> PROBLÈME POSÉ A
Présentez sous forme de liste JSON de chaînes les enregistrements, de leur première ligne jusqu'à la ligne dont la dernière valeur est « 200, 148, 239) », toutes deux comprises. Mettez une chaîne par ligne et omettez les lignes vides.

> EXTRAIT DU TEXTE
| par Jenny Grandjean

Semer l'avenir 2023

Une toute petite graine

Pourquoi ce geste de semer est-il si touchant ? C’est en fait un geste millénaire qui nous relie à des hommes qui l’ont accompli depuis des millénaires.

Connaissez-vous le semeur de Van Gogh ? Ce petit tableau rayonne de manière impressionnante. Une terre d’automne vivante, bleue, brune, violacée prête à recevoir les grains dorés du semeur sombre auréolé par un grand soleil jaune. A côté un vieil arbre taillé mais avec de jeunes rameaux annonçant le renouveau.

Ainsi on ensoleille la terre d’avenir en semant les grains de blé.

Plusieurs mystères du vivant

Le premier. J’ai un grain de blé en main.

Il est à la fois graine, c’est-à-dire aliment pour faire du pain à partager entre co-pain, en cassant la graine. La plante donne la substance pour nourrir animaux et humains.

Mais il peut aussi être semence, ce que nous allons faire. C’est-à-dire qu’il permet à la plante de se reproduire et poursuivre son évolution.

Donc le blé produit et se reproduit.

Deuxième mystère

La semence dans le récipient est un simple point conservant tout le potentiel de la future plante. Il a fallu des millions d’années pour que le végétal invente la graine, c’est-à-dire un stade ayant la capacité de conserver la vie nouvelle à l’état latent. La graine est à l’état de dormance et cette dormance sera levée quand

Que se passe-t-il quand le grain germera ? Imaginons son devenir dans trois espaces successifs :

Regardons la terre sous nos pieds, souple, vivante, mais difficile à pénétrer pour nous. C’est là que la plante se développe d’abord par des racines profondes, d’abord verticales pis en toutes directions. Elle va créer et nourrir son sol

Ensuite, regardons tout l’espace autour de nous à l’horizontale, le paysage façonné par l’homme en coopération avec plantes et animaux. C’est là qu’au printemps la plante va déployer ses tiges et ses feuilles. Cela donne aussi la paille pour les animaux et le futur compost. Cette substance nourrit le domaine.

> ENREGISTREMENTS
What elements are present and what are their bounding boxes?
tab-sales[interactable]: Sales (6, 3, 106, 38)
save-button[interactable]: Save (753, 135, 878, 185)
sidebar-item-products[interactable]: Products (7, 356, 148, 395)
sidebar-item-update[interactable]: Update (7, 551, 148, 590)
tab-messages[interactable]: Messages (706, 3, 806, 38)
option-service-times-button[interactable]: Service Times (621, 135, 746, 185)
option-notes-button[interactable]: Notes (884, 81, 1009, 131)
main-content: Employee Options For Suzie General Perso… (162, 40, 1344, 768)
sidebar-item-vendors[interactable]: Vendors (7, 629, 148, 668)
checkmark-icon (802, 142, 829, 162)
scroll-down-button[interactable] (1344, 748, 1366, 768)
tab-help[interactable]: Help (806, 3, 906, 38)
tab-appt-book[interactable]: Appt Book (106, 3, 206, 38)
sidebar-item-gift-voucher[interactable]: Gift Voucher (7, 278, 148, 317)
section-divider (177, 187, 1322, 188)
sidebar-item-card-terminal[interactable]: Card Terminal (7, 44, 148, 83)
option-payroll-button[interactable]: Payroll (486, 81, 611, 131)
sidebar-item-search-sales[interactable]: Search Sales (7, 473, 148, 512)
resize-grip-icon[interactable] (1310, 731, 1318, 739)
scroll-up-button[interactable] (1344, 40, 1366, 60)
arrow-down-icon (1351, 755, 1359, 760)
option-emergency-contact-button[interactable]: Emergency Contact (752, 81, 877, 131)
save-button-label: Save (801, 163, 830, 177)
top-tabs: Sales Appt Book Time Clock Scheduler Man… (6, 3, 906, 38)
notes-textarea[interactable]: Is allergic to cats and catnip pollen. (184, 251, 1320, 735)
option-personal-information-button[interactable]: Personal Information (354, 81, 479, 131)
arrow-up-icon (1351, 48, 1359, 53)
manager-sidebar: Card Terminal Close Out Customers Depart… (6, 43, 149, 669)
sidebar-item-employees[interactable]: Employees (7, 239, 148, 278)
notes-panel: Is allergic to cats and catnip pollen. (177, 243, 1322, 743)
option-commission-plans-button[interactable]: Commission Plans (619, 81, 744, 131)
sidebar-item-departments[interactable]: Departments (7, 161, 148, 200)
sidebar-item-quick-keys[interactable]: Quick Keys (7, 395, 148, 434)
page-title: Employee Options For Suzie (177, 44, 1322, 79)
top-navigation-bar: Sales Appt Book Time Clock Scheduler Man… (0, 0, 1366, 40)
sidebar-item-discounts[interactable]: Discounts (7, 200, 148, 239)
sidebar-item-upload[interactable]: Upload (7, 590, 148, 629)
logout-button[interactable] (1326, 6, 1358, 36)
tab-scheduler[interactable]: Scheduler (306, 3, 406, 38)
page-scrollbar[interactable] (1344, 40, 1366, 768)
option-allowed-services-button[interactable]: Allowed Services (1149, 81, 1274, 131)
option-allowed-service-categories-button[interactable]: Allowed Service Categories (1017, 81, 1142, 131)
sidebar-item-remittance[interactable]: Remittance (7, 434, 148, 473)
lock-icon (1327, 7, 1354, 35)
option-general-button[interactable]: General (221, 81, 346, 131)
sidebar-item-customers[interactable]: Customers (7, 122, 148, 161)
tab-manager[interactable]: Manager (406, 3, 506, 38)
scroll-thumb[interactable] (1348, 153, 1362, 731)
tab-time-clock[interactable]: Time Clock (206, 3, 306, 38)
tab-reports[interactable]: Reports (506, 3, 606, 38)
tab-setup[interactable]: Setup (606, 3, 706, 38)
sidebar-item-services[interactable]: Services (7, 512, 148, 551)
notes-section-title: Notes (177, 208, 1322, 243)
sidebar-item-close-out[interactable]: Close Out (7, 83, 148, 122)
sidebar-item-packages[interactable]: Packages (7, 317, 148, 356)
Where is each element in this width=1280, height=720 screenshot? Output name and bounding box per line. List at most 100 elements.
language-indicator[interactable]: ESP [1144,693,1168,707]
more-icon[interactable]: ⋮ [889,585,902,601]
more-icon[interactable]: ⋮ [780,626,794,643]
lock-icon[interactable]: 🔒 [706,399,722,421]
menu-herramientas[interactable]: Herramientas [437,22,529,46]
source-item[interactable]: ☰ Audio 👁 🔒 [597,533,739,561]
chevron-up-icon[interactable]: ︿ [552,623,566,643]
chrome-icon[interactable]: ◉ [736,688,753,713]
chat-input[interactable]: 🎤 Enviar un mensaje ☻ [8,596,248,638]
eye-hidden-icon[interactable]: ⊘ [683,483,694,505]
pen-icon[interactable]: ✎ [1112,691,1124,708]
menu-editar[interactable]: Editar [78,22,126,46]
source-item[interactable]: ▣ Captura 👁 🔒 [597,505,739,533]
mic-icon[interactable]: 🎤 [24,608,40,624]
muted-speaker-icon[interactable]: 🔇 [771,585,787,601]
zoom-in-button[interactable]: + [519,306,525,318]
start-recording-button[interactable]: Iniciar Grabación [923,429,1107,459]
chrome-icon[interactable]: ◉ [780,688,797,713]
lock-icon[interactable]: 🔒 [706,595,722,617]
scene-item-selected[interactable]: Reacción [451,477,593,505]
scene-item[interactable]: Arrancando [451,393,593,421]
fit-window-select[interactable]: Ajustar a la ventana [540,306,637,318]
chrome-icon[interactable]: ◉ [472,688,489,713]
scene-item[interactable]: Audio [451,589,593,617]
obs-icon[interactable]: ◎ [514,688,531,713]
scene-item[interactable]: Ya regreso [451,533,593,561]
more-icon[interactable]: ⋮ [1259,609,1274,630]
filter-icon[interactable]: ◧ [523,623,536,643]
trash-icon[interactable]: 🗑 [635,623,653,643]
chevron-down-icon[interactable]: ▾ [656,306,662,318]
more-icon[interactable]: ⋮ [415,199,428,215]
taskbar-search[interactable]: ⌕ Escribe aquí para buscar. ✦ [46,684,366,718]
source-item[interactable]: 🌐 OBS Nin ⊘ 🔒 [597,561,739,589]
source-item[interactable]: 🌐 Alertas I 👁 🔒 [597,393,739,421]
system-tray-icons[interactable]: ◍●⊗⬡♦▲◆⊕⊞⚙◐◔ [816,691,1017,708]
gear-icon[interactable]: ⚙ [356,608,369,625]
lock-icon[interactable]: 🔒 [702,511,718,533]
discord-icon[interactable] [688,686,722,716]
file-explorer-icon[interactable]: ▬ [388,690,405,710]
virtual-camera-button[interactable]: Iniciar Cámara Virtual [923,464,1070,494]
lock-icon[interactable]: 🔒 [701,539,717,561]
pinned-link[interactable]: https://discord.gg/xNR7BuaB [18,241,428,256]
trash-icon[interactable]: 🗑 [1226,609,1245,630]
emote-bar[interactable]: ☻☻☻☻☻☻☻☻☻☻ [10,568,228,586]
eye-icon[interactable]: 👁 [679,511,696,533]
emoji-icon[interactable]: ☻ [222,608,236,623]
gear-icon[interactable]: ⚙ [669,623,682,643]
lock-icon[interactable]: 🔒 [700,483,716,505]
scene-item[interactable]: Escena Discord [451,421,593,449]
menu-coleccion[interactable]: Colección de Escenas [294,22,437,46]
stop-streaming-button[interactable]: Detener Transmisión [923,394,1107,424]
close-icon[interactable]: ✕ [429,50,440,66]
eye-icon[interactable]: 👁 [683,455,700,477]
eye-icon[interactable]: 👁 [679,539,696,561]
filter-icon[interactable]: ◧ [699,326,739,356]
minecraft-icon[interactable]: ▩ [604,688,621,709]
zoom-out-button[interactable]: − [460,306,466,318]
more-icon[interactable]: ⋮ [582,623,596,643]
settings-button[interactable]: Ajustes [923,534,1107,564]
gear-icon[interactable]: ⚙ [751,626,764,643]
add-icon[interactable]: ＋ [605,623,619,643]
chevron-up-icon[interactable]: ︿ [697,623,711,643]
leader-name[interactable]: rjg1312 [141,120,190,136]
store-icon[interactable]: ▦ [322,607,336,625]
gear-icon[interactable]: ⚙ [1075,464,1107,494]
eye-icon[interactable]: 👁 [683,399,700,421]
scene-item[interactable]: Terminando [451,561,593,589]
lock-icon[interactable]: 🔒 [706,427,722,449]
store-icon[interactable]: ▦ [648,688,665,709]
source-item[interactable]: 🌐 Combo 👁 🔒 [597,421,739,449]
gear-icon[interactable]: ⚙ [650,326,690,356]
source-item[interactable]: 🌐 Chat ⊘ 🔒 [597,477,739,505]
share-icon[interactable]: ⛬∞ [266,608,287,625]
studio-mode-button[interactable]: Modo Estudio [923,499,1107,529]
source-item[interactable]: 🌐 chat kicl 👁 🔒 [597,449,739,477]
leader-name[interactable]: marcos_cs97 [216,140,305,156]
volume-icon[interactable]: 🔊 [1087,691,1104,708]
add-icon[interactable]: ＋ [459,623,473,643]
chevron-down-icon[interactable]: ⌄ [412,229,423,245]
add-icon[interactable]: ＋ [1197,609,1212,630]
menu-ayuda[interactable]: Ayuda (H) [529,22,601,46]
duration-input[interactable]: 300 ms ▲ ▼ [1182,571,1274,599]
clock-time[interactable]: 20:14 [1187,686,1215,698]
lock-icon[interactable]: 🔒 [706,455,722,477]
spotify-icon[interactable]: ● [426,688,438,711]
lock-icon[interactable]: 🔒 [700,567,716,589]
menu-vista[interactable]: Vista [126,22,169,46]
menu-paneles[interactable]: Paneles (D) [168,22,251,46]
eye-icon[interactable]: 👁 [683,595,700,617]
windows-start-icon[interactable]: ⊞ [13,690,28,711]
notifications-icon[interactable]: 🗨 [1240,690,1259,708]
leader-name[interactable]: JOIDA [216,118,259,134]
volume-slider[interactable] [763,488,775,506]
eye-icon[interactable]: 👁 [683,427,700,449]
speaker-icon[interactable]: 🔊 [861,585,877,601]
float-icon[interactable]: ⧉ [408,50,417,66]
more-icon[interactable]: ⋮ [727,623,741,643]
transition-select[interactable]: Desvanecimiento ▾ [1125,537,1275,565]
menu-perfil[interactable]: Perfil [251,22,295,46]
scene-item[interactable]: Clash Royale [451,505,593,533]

> PROBLÈME POSÉ B
Écrivez la suite du texte sur le geste de semer, à partir de sa dernière phrase.

> RÉPONSE ATTENDUE A
[
  "What elements are present and what are their bounding boxes?",
  "tab-sales[interactable]: Sales (6, 3, 106, 38)",
  "save-button[interactable]: Save (753, 135, 878, 185)",
  "sidebar-item-products[interactable]: Products (7, 356, 148, 395)",
  "sidebar-item-update[interactable]: Update (7, 551, 148, 590)",
  "tab-messages[interactable]: Messages (706, 3, 806, 38)",
  "option-service-times-button[interactable]: Service Times (621, 135, 746, 185)",
  "option-notes-button[interactable]: Notes (884, 81, 1009, 131)",
  "main-content: Employee Options For Suzie General Perso… (162, 40, 1344, 768)",
  "sidebar-item-vendors[interactable]: Vendors (7, 629, 148, 668)",
  "checkmark-icon (802, 142, 829, 162)",
  "scroll-down-button[interactable] (1344, 748, 1366, 768)",
  "tab-help[interactable]: Help (806, 3, 906, 38)",
  "tab-appt-book[interactable]: Appt Book (106, 3, 206, 38)",
  "sidebar-item-gift-voucher[interactable]: Gift Voucher (7, 278, 148, 317)",
  "section-divider (177, 187, 1322, 188)",
  "sidebar-item-card-terminal[interactable]: Card Terminal (7, 44, 148, 83)",
  "option-payroll-button[interactable]: Payroll (486, 81, 611, 131)",
  "sidebar-item-search-sales[interactable]: Search Sales (7, 473, 148, 512)",
  "resize-grip-icon[interactable] (1310, 731, 1318, 739)",
  "scroll-up-button[interactable] (1344, 40, 1366, 60)",
  "arrow-down-icon (1351, 755, 1359, 760)",
  "option-emergency-contact-button[interactable]: Emergency Contact (752, 81, 877, 131)",
  "save-button-label: Save (801, 163, 830, 177)",
  "top-tabs: Sales Appt Book Time Clock Scheduler Man… (6, 3, 906, 38)",
  "notes-textarea[interactable]: Is allergic to cats and catnip pollen. (184, 251, 1320, 735)",
  "option-personal-information-button[interactable]: Personal Information (354, 81, 479, 131)",
  "arrow-up-icon (1351, 48, 1359, 53)",
  "manager-sidebar: Card Terminal Close Out Customers Depart… (6, 43, 149, 669)",
  "sidebar-item-employees[interactable]: Employees (7, 239, 148, 278)",
  "notes-panel: Is allergic to cats and catnip pollen. (177, 243, 1322, 743)",
  "option-commission-plans-button[interactable]: Commission Plans (619, 81, 744, 131)",
  "sidebar-item-departments[interactable]: Departments (7, 161, 148, 200)",
  "sidebar-item-quick-keys[interactable]: Quick Keys (7, 395, 148, 434)",
  "page-title: Employee Options For Suzie (177, 44, 1322, 79)",
  "top-navigation-bar: Sales Appt Book Time Clock Scheduler Man… (0, 0, 1366, 40)",
  "sidebar-item-discounts[interactable]: Discounts (7, 200, 148, 239)"
]

> RÉPONSE ATTENDUE B
Finalement levons les yeux vers le ciel. C’est dans cette direction qu’aura lieu la floraison – chez le blé tout le champ fleurit en même temps – qui a lieu en lien avec les influences cosmiques de la lumière et de la chaleur d’été.

Ainsi il faut tout ce riche environnement triple pour former le prochain grain.

Donc en 3 phases successives – la graine, point, la tige, ligne, et les feuilles, plan - la plante se relie à son environnement pour créer de la matière vivante à partir des éléments de l’environnement. Puis elle se contracte et concentre toutes les substances dans l’épi, dans les grains qui achèvent ce cycle.

On trouve là une belle image de la vie humaine. Le bébé, point dans le ventre de sa mère puis le jeune enfant qui se dresse entre terre et ciel, l’adolescent et jeune adulte qui accumule les expériences dans le monde comme les feuilles qui lui permettent de grandir comme la tige pour finalement atteindre la fleur de l’âge et ensuite l’âge mur en concentrant la sagesse acquise.

De même on peut se demander si notre société de croissance ininterrompue ne devrait pas s’inspirer de la plante pour s’acheminer vers une concentration sur l’essentiel comme le montre la plante en formant son grain.

Le grain récolté servira à faire du pain. Qu’est ce qui donne le gout au pan. Est-ce seulement la composition de la farine ou aussi toute son histoire. De la semence mise en terre en passant par la croissance ave les saisons et les éléments. Tout ceci se condense en substance vivante dans le grain du lieu. Puis à partir du grain créé par le sélectionneur, cultivé par le paysan, moulu par le meunier, panifié par le boulanger, il reviendra au mangeur qui est plus qu’un simple consommateur ou même, pire un « bouffeur » d’honorer le produit, de trouver sa dignité de mangeur.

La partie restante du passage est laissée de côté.